Exercise material:
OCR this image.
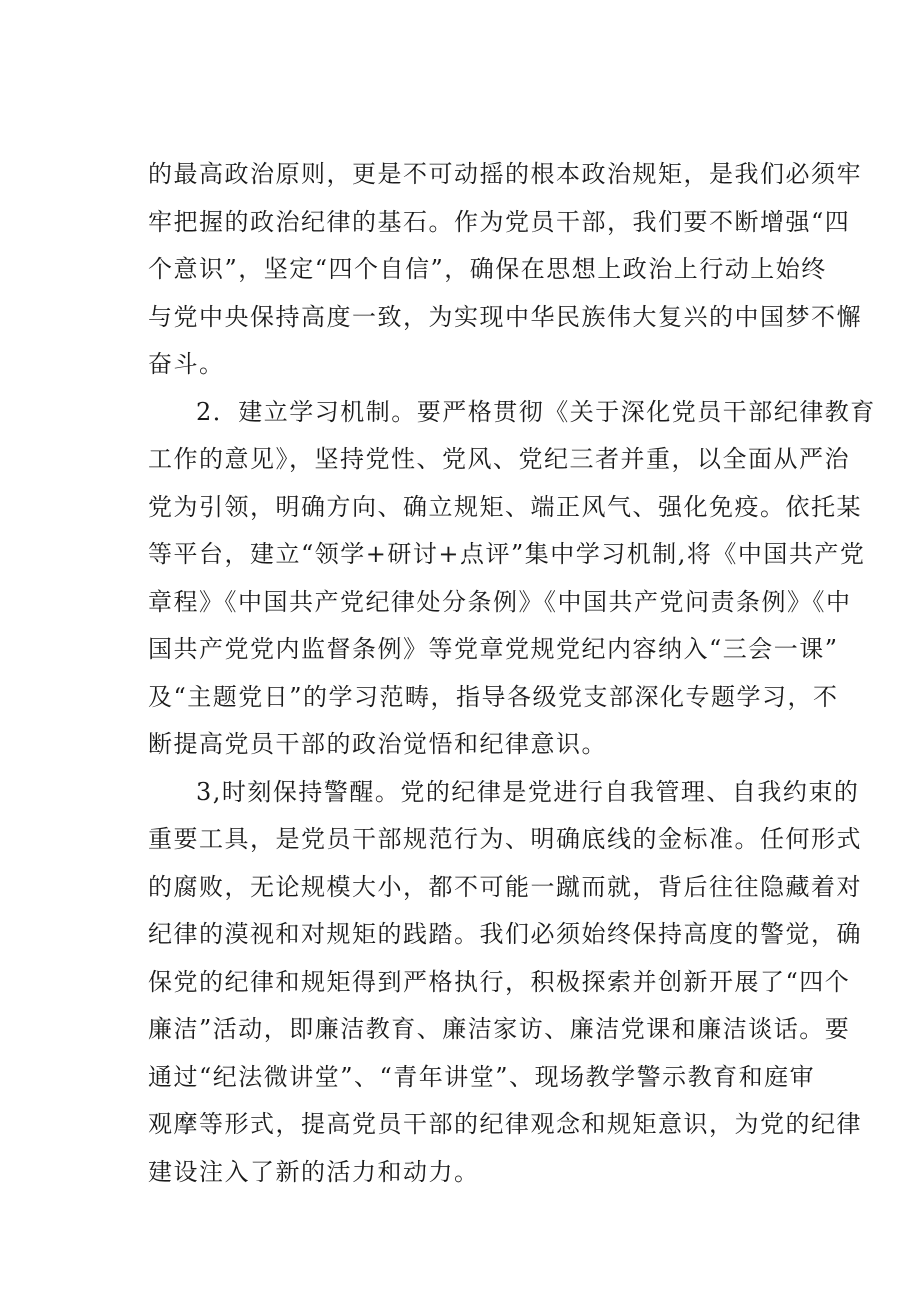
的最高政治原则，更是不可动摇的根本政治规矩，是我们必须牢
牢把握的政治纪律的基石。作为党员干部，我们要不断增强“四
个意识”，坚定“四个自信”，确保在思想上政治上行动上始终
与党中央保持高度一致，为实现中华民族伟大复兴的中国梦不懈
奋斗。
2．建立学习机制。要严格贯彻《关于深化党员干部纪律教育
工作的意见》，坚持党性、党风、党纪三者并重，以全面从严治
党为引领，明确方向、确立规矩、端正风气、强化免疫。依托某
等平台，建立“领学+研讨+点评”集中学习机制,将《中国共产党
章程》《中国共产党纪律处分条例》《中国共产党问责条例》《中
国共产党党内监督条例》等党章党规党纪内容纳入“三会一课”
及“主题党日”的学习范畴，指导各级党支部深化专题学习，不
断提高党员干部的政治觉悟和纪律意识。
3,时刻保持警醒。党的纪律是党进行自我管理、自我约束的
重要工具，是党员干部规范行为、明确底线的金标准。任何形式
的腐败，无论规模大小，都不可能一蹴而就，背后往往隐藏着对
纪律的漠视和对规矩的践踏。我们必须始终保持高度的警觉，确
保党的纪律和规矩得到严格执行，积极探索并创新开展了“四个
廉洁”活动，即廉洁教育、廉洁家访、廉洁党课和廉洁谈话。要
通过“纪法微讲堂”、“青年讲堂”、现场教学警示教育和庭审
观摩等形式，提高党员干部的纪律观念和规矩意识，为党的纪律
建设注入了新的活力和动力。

Short exercise:
Please repeat the entries exactly. Do not include the pictures.

Exercise answer:
OCR this image.
的最高政治原则，更是不可动摇的根本政治规矩，是我们必须牢
牢把握的政治纪律的基石。作为党员干部，我们要不断增强“四
个意识”，坚定“四个自信”，确保在思想上政治上行动上始终
与党中央保持高度一致，为实现中华民族伟大复兴的中国梦不懈
奋斗。
2．建立学习机制。要严格贯彻《关于深化党员干部纪律教育
工作的意见》，坚持党性、党风、党纪三者并重，以全面从严治
党为引领，明确方向、确立规矩、端正风气、强化免疫。依托某
等平台，建立“领学+研讨+点评”集中学习机制,将《中国共产党
章程》《中国共产党纪律处分条例》《中国共产党问责条例》《中
国共产党党内监督条例》等党章党规党纪内容纳入“三会一课”
及“主题党日”的学习范畴，指导各级党支部深化专题学习，不
断提高党员干部的政治觉悟和纪律意识。
3,时刻保持警醒。党的纪律是党进行自我管理、自我约束的
重要工具，是党员干部规范行为、明确底线的金标准。任何形式
的腐败，无论规模大小，都不可能一蹴而就，背后往往隐藏着对
纪律的漠视和对规矩的践踏。我们必须始终保持高度的警觉，确
保党的纪律和规矩得到严格执行，积极探索并创新开展了“四个
廉洁”活动，即廉洁教育、廉洁家访、廉洁党课和廉洁谈话。要
通过“纪法微讲堂”、“青年讲堂”、现场教学警示教育和庭审
观摩等形式，提高党员干部的纪律观念和规矩意识，为党的纪律
建设注入了新的活力和动力。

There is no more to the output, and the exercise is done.